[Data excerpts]
++++++++++
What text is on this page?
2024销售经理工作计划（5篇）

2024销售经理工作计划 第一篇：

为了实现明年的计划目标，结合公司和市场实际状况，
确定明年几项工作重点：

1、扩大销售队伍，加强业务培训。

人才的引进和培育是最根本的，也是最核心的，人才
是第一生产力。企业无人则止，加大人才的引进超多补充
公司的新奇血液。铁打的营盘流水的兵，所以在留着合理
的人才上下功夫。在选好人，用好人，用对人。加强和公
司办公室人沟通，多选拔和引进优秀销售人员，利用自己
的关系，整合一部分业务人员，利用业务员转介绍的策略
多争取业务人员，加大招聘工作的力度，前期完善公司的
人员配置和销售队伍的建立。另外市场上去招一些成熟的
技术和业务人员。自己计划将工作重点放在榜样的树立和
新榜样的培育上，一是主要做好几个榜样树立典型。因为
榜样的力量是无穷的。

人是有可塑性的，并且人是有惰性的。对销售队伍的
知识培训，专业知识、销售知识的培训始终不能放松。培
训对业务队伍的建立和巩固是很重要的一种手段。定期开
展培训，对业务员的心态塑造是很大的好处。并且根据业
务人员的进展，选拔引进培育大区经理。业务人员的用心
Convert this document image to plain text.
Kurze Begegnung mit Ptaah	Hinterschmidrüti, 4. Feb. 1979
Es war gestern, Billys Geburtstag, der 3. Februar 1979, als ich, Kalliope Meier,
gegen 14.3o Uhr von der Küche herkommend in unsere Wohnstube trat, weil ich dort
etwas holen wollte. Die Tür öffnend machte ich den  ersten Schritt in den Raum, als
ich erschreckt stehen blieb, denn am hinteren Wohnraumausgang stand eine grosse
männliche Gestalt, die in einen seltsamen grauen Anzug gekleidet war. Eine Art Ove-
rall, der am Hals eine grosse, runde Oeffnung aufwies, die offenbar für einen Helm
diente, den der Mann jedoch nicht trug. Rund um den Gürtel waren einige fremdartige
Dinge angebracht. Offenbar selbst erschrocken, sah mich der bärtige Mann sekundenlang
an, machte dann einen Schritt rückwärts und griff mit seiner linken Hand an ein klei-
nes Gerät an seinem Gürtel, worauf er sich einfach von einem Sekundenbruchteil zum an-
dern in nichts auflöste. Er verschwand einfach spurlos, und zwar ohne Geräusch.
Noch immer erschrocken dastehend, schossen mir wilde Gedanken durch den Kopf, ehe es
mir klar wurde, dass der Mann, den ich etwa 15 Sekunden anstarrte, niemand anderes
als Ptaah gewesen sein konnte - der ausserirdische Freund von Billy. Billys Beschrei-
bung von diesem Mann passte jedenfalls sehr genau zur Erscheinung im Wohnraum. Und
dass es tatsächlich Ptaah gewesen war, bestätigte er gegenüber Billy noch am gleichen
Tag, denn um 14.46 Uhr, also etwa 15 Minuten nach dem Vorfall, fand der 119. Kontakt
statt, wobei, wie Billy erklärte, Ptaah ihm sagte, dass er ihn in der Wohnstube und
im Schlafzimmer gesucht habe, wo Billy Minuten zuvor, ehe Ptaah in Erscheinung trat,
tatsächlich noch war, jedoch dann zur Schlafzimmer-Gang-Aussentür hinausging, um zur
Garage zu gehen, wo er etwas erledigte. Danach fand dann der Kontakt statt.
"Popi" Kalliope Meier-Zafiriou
++++++++++
Task requirements
Go through the listing and copy all of it exactly.

The completed task
What text is on this page?
2024销售经理工作计划（5篇）

2024销售经理工作计划 第一篇：

为了实现明年的计划目标，结合公司和市场实际状况，
确定明年几项工作重点：

1、扩大销售队伍，加强业务培训。

人才的引进和培育是最根本的，也是最核心的，人才
是第一生产力。企业无人则止，加大人才的引进超多补充
公司的新奇血液。铁打的营盘流水的兵，所以在留着合理
的人才上下功夫。在选好人，用好人，用对人。加强和公
司办公室人沟通，多选拔和引进优秀销售人员，利用自己
的关系，整合一部分业务人员，利用业务员转介绍的策略
多争取业务人员，加大招聘工作的力度，前期完善公司的
人员配置和销售队伍的建立。另外市场上去招一些成熟的
技术和业务人员。自己计划将工作重点放在榜样的树立和
新榜样的培育上，一是主要做好几个榜样树立典型。因为
榜样的力量是无穷的。

人是有可塑性的，并且人是有惰性的。对销售队伍的
知识培训，专业知识、销售知识的培训始终不能放松。培
训对业务队伍的建立和巩固是很重要的一种手段。定期开
展培训，对业务员的心态塑造是很大的好处。并且根据业
务人员的进展，选拔引进培育大区经理。业务人员的用心
Convert this document image to plain text.
Kurze Begegnung mit Ptaah	Hinterschmidrüti, 4. Feb. 1979
Es war gestern, Billys Geburtstag, der 3. Februar 1979, als ich, Kalliope Meier,
gegen 14.3o Uhr von der Küche herkommend in unsere Wohnstube trat, weil ich dort
etwas holen wollte. Die Tür öffnend machte ich den  ersten Schritt in den Raum, als
ich erschreckt stehen blieb, denn am hinteren Wohnraumausgang stand eine grosse
männliche Gestalt, die in einen seltsamen grauen Anzug gekleidet war. Eine Art Ove-
rall, der am Hals eine grosse, runde Oeffnung aufwies, die offenbar für einen Helm
diente, den der Mann jedoch nicht trug. Rund um den Gürtel waren einige fremdartige
Dinge angebracht. Offenbar selbst erschrocken, sah mich der bärtige Mann sekundenlang
an, machte dann einen Schritt rückwärts und griff mit seiner linken Hand an ein klei-
nes Gerät an seinem Gürtel, worauf er sich einfach von einem Sekundenbruchteil zum an-
dern in nichts auflöste. Er verschwand einfach spurlos, und zwar ohne Geräusch.
Noch immer erschrocken dastehend, schossen mir wilde Gedanken durch den Kopf, ehe es
mir klar wurde, dass der Mann, den ich etwa 15 Sekunden anstarrte, niemand anderes
als Ptaah gewesen sein konnte - der ausserirdische Freund von Billy. Billys Beschrei-
bung von diesem Mann passte jedenfalls sehr genau zur Erscheinung im Wohnraum. Und
dass es tatsächlich Ptaah gewesen war, bestätigte er gegenüber Billy noch am gleichen
Tag, denn um 14.46 Uhr, also etwa 15 Minuten nach dem Vorfall, fand der 119. Kontakt
statt, wobei, wie Billy erklärte, Ptaah ihm sagte, dass er ihn in der Wohnstube und
im Schlafzimmer gesucht habe, wo Billy Minuten zuvor, ehe Ptaah in Erscheinung trat,
tatsächlich noch war, jedoch dann zur Schlafzimmer-Gang-Aussentür hinausging, um zur
Garage zu gehen, wo er etwas erledigte. Danach fand dann der Kontakt statt.
"Popi" Kalliope Meier-Zafiriou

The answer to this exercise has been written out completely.